Work out how many lines of the records contain "color". Answer with the number and nothing else.

#### GIVEN RECORDS
★ ★ ★ ★
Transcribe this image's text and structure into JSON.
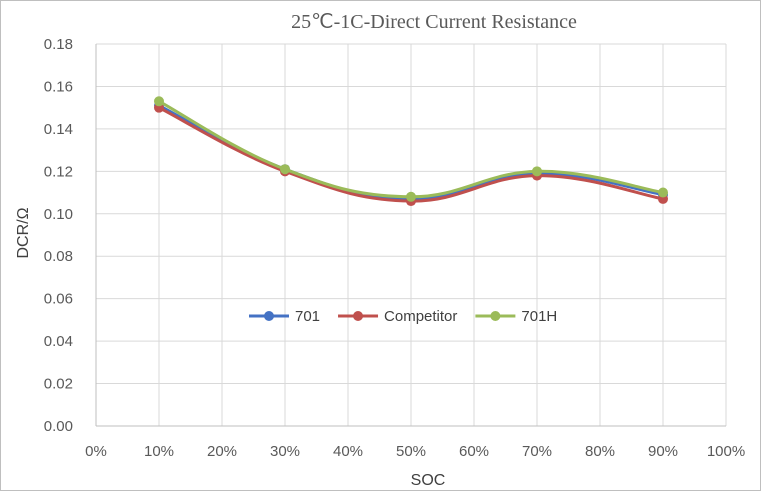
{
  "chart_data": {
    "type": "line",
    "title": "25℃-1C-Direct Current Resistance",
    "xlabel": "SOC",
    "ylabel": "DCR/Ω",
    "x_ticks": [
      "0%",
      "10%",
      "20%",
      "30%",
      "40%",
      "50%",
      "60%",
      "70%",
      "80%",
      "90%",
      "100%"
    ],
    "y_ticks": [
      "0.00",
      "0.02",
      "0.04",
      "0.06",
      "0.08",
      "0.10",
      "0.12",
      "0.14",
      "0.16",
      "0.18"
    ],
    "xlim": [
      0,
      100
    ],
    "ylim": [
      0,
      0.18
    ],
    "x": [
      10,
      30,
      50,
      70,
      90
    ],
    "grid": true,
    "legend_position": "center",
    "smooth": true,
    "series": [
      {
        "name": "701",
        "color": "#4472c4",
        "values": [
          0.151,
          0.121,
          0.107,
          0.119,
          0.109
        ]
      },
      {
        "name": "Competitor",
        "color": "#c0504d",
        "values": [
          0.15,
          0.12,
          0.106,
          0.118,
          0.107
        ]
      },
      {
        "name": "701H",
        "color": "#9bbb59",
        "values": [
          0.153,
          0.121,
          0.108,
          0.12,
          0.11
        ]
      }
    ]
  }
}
★ ★ ★ ★
#### PROBLEM SOLUTION
3